**The problem:** Would you extract the whole listing below and retype it exactly?

**Supplied information:**
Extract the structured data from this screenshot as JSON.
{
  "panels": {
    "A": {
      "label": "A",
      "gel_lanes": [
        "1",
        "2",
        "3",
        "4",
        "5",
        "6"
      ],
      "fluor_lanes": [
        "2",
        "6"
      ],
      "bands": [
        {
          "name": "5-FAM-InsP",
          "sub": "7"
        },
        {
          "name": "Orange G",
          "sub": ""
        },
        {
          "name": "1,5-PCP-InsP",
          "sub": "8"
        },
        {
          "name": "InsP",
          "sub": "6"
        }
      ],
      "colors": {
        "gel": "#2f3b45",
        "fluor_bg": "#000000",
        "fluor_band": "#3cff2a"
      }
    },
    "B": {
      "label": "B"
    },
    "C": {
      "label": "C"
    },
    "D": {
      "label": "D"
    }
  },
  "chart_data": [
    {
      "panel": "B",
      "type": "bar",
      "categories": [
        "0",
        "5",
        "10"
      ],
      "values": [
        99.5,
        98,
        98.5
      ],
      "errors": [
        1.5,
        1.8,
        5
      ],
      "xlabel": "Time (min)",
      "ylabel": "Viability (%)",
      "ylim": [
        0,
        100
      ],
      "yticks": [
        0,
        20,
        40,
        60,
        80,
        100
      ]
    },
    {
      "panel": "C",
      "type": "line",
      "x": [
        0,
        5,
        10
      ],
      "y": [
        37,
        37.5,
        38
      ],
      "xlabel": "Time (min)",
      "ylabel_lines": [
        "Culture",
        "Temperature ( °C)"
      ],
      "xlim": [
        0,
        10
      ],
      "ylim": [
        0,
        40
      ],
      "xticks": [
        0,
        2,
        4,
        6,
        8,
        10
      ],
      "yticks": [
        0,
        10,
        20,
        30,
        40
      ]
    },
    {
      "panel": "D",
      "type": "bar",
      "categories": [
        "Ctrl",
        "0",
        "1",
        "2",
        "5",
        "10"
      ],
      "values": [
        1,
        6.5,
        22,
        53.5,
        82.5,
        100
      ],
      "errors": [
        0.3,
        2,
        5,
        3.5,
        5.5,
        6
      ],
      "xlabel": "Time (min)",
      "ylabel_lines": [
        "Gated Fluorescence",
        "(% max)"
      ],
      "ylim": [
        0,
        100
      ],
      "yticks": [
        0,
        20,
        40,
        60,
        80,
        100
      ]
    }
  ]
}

**Response for this exercise:**
Extract the structured data from this screenshot as JSON.
{
  "panels": {
    "A": {
      "label": "A",
      "gel_lanes": [
        "1",
        "2",
        "3",
        "4",
        "5",
        "6"
      ],
      "fluor_lanes": [
        "2",
        "6"
      ],
      "bands": [
        {
          "name": "5-FAM-InsP",
          "sub": "7"
        },
        {
          "name": "Orange G",
          "sub": ""
        },
        {
          "name": "1,5-PCP-InsP",
          "sub": "8"
        },
        {
          "name": "InsP",
          "sub": "6"
        }
      ],
      "colors": {
        "gel": "#2f3b45",
        "fluor_bg": "#000000",
        "fluor_band": "#3cff2a"
      }
    },
    "B": {
      "label": "B"
    },
    "C": {
      "label": "C"
    },
    "D": {
      "label": "D"
    }
  },
  "chart_data": [
    {
      "panel": "B",
      "type": "bar",
      "categories": [
        "0",
        "5",
        "10"
      ],
      "values": [
        99.5,
        98,
        98.5
      ],
      "errors": [
        1.5,
        1.8,
        5
      ],
      "xlabel": "Time (min)",
      "ylabel": "Viability (%)",
      "ylim": [
        0,
        100
      ],
      "yticks": [
        0,
        20,
        40,
        60,
        80,
        100
      ]
    },
    {
      "panel": "C",
      "type": "line",
      "x": [
        0,
        5,
        10
      ],
      "y": [
        37,
        37.5,
        38
      ],
      "xlabel": "Time (min)",
      "ylabel_lines": [
        "Culture",
        "Temperature ( °C)"
      ],
      "xlim": [
        0,
        10
      ],
      "ylim": [
        0,
        40
      ],
      "xticks": [
        0,
        2,
        4,
        6,
        8,
        10
      ],
      "yticks": [
        0,
        10,
        20,
        30,
        40
      ]
    },
    {
      "panel": "D",
      "type": "bar",
      "categories": [
        "Ctrl",
        "0",
        "1",
        "2",
        "5",
        "10"
      ],
      "values": [
        1,
        6.5,
        22,
        53.5,
        82.5,
        100
      ],
      "errors": [
        0.3,
        2,
        5,
        3.5,
        5.5,
        6
      ],
      "xlabel": "Time (min)",
      "ylabel_lines": [
        "Gated Fluorescence",
        "(% max)"
      ],
      "ylim": [
        0,
        100
      ],
      "yticks": [
        0,
        20,
        40,
        60,
        80,
        100
      ]
    }
  ]
}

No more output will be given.